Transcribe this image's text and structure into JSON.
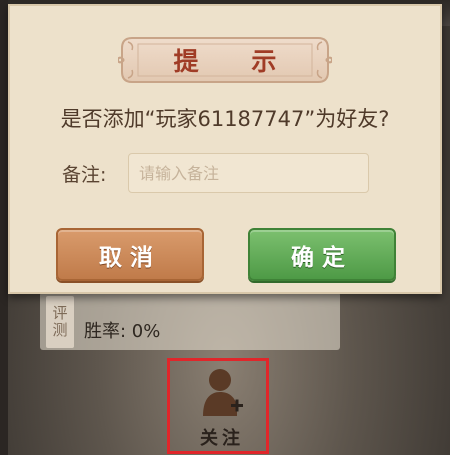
{
  "dialog": {
    "title": "提  示",
    "question": "是否添加“玩家61187747”为好友?",
    "remark_label": "备注:",
    "remark_placeholder": "请输入备注",
    "cancel_label": "取消",
    "confirm_label": "确定"
  },
  "background": {
    "tag_text": "评测",
    "win_rate": "胜率: 0%",
    "follow_label": "关注"
  },
  "colors": {
    "dialog_bg": "#ede1cb",
    "title_color": "#a03c26",
    "cancel_button": "#c98754",
    "confirm_button": "#5da653",
    "highlight_box": "#e0262a"
  },
  "icons": {
    "follow": "user-plus-icon"
  }
}
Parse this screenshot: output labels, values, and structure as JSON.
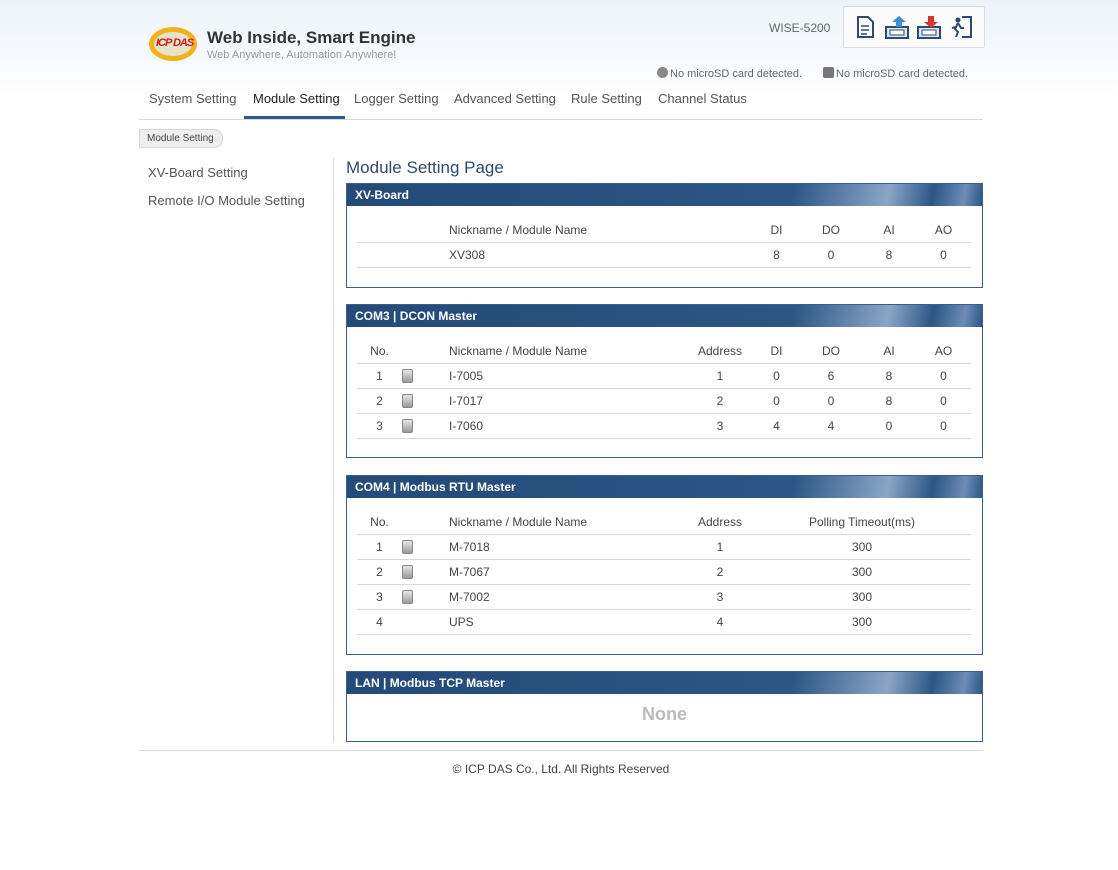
{
  "header": {
    "logo_text": "ICP DAS",
    "title": "Web Inside, Smart Engine",
    "subtitle": "Web Anywhere, Automation Anywhere!",
    "model": "WISE-5200",
    "sd_status_1": "No microSD card detected.",
    "sd_status_2": "No microSD card detected."
  },
  "nav": {
    "items": [
      "System Setting",
      "Module Setting",
      "Logger Setting",
      "Advanced Setting",
      "Rule Setting",
      "Channel Status"
    ],
    "active": "Module Setting"
  },
  "breadcrumb": "Module Setting",
  "sidebar": {
    "items": [
      "XV-Board Setting",
      "Remote I/O Module Setting"
    ]
  },
  "main": {
    "title": "Module Setting Page",
    "xv_board": {
      "title": "XV-Board",
      "headers": [
        "Nickname / Module Name",
        "DI",
        "DO",
        "AI",
        "AO"
      ],
      "rows": [
        [
          "XV308",
          "8",
          "0",
          "8",
          "0"
        ]
      ]
    },
    "com3": {
      "title": "COM3 | DCON Master",
      "headers": [
        "No.",
        "Nickname / Module Name",
        "Address",
        "DI",
        "DO",
        "AI",
        "AO"
      ],
      "rows": [
        [
          "1",
          "I-7005",
          "1",
          "0",
          "6",
          "8",
          "0"
        ],
        [
          "2",
          "I-7017",
          "2",
          "0",
          "0",
          "8",
          "0"
        ],
        [
          "3",
          "I-7060",
          "3",
          "4",
          "4",
          "0",
          "0"
        ]
      ]
    },
    "com4": {
      "title": "COM4 | Modbus RTU Master",
      "headers": [
        "No.",
        "Nickname / Module Name",
        "Address",
        "Polling Timeout(ms)"
      ],
      "rows": [
        [
          "1",
          "M-7018",
          "1",
          "300"
        ],
        [
          "2",
          "M-7067",
          "2",
          "300"
        ],
        [
          "3",
          "M-7002",
          "3",
          "300"
        ],
        [
          "4",
          "UPS",
          "4",
          "300"
        ]
      ]
    },
    "lan": {
      "title": "LAN | Modbus TCP Master",
      "empty_text": "None"
    }
  },
  "footer": "© ICP DAS Co., Ltd. All Rights Reserved",
  "icons": [
    "logo-image",
    "document-icon",
    "upload-icon",
    "download-icon",
    "logout-icon",
    "module-icon"
  ],
  "colors": {
    "accent": "#2f5b8e",
    "panel_header": "#2c5686"
  }
}
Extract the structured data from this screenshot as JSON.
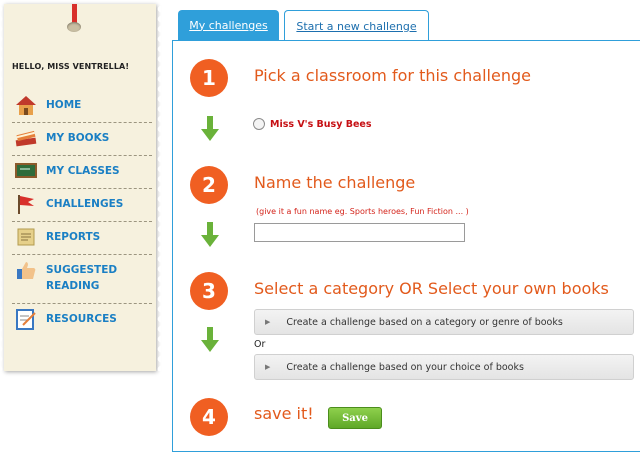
{
  "sidebar": {
    "greeting": "HELLO, MISS VENTRELLA!",
    "items": [
      {
        "label": "HOME",
        "icon": "house-icon"
      },
      {
        "label": "MY BOOKS",
        "icon": "books-icon"
      },
      {
        "label": "MY CLASSES",
        "icon": "chalkboard-icon"
      },
      {
        "label": "CHALLENGES",
        "icon": "flag-icon"
      },
      {
        "label": "REPORTS",
        "icon": "scroll-icon"
      },
      {
        "label": "SUGGESTED READING",
        "icon": "thumbs-up-icon"
      },
      {
        "label": "RESOURCES",
        "icon": "notepad-icon"
      }
    ]
  },
  "tabs": [
    {
      "label": "My challenges",
      "active": true
    },
    {
      "label": "Start a new challenge",
      "active": false
    }
  ],
  "steps": [
    {
      "number": "1",
      "title": "Pick a classroom for this challenge"
    },
    {
      "number": "2",
      "title": "Name the challenge"
    },
    {
      "number": "3",
      "title": "Select a category OR Select your own books"
    },
    {
      "number": "4",
      "title": "save it!"
    }
  ],
  "classroom_option": "Miss V's Busy Bees",
  "name_hint": "(give it a fun name eg. Sports heroes, Fun Fiction ... )",
  "name_value": "",
  "category_option": "Create a challenge based on a category or genre of books",
  "or_label": "Or",
  "books_option": "Create a challenge based on your choice of books",
  "save_label": "Save",
  "colors": {
    "accent_blue": "#2f9fda",
    "step_orange": "#f05f22",
    "arrow_green": "#6ab23a",
    "link_blue": "#1a7fc4",
    "hint_red": "#d4241b",
    "save_green": "#6cb831"
  }
}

**Your instructions:**
Set down the material exactly, every line of it, except for the pictures.

**The solution:**
Transcribe this image's text and structure into JSON.
{
  "dialog": {
    "title": "提  示",
    "question": "是否添加“玩家61187747”为好友?",
    "remark_label": "备注:",
    "remark_placeholder": "请输入备注",
    "cancel_label": "取消",
    "confirm_label": "确定"
  },
  "background": {
    "tag_text": "评测",
    "win_rate": "胜率: 0%",
    "follow_label": "关注"
  },
  "colors": {
    "dialog_bg": "#ede1cb",
    "title_color": "#a03c26",
    "cancel_button": "#c98754",
    "confirm_button": "#5da653",
    "highlight_box": "#e0262a"
  },
  "icons": {
    "follow": "user-plus-icon"
  }
}
Parse this screenshot: output labels, values, and structure as JSON.
{
  "header": {
    "logo_text": "ICP DAS",
    "title": "Web Inside, Smart Engine",
    "subtitle": "Web Anywhere, Automation Anywhere!",
    "model": "WISE-5200",
    "sd_status_1": "No microSD card detected.",
    "sd_status_2": "No microSD card detected."
  },
  "nav": {
    "items": [
      "System Setting",
      "Module Setting",
      "Logger Setting",
      "Advanced Setting",
      "Rule Setting",
      "Channel Status"
    ],
    "active": "Module Setting"
  },
  "breadcrumb": "Module Setting",
  "sidebar": {
    "items": [
      "XV-Board Setting",
      "Remote I/O Module Setting"
    ]
  },
  "main": {
    "title": "Module Setting Page",
    "xv_board": {
      "title": "XV-Board",
      "headers": [
        "Nickname / Module Name",
        "DI",
        "DO",
        "AI",
        "AO"
      ],
      "rows": [
        [
          "XV308",
          "8",
          "0",
          "8",
          "0"
        ]
      ]
    },
    "com3": {
      "title": "COM3 | DCON Master",
      "headers": [
        "No.",
        "Nickname / Module Name",
        "Address",
        "DI",
        "DO",
        "AI",
        "AO"
      ],
      "rows": [
        [
          "1",
          "I-7005",
          "1",
          "0",
          "6",
          "8",
          "0"
        ],
        [
          "2",
          "I-7017",
          "2",
          "0",
          "0",
          "8",
          "0"
        ],
        [
          "3",
          "I-7060",
          "3",
          "4",
          "4",
          "0",
          "0"
        ]
      ]
    },
    "com4": {
      "title": "COM4 | Modbus RTU Master",
      "headers": [
        "No.",
        "Nickname / Module Name",
        "Address",
        "Polling Timeout(ms)"
      ],
      "rows": [
        [
          "1",
          "M-7018",
          "1",
          "300"
        ],
        [
          "2",
          "M-7067",
          "2",
          "300"
        ],
        [
          "3",
          "M-7002",
          "3",
          "300"
        ],
        [
          "4",
          "UPS",
          "4",
          "300"
        ]
      ]
    },
    "lan": {
      "title": "LAN | Modbus TCP Master",
      "empty_text": "None"
    }
  },
  "footer": "© ICP DAS Co., Ltd. All Rights Reserved",
  "icons": [
    "logo-image",
    "document-icon",
    "upload-icon",
    "download-icon",
    "logout-icon",
    "module-icon"
  ],
  "colors": {
    "accent": "#2f5b8e",
    "panel_header": "#2c5686"
  }
}
Extract the structured data from this screenshot as JSON.
{
  "sidebar": {
    "greeting": "HELLO, MISS VENTRELLA!",
    "items": [
      {
        "label": "HOME",
        "icon": "house-icon"
      },
      {
        "label": "MY BOOKS",
        "icon": "books-icon"
      },
      {
        "label": "MY CLASSES",
        "icon": "chalkboard-icon"
      },
      {
        "label": "CHALLENGES",
        "icon": "flag-icon"
      },
      {
        "label": "REPORTS",
        "icon": "scroll-icon"
      },
      {
        "label": "SUGGESTED READING",
        "icon": "thumbs-up-icon"
      },
      {
        "label": "RESOURCES",
        "icon": "notepad-icon"
      }
    ]
  },
  "tabs": [
    {
      "label": "My challenges",
      "active": true
    },
    {
      "label": "Start a new challenge",
      "active": false
    }
  ],
  "steps": [
    {
      "number": "1",
      "title": "Pick a classroom for this challenge"
    },
    {
      "number": "2",
      "title": "Name the challenge"
    },
    {
      "number": "3",
      "title": "Select a category OR Select your own books"
    },
    {
      "number": "4",
      "title": "save it!"
    }
  ],
  "classroom_option": "Miss V's Busy Bees",
  "name_hint": "(give it a fun name eg. Sports heroes, Fun Fiction ... )",
  "name_value": "",
  "category_option": "Create a challenge based on a category or genre of books",
  "or_label": "Or",
  "books_option": "Create a challenge based on your choice of books",
  "save_label": "Save",
  "colors": {
    "accent_blue": "#2f9fda",
    "step_orange": "#f05f22",
    "arrow_green": "#6ab23a",
    "link_blue": "#1a7fc4",
    "hint_red": "#d4241b",
    "save_green": "#6cb831"
  }
}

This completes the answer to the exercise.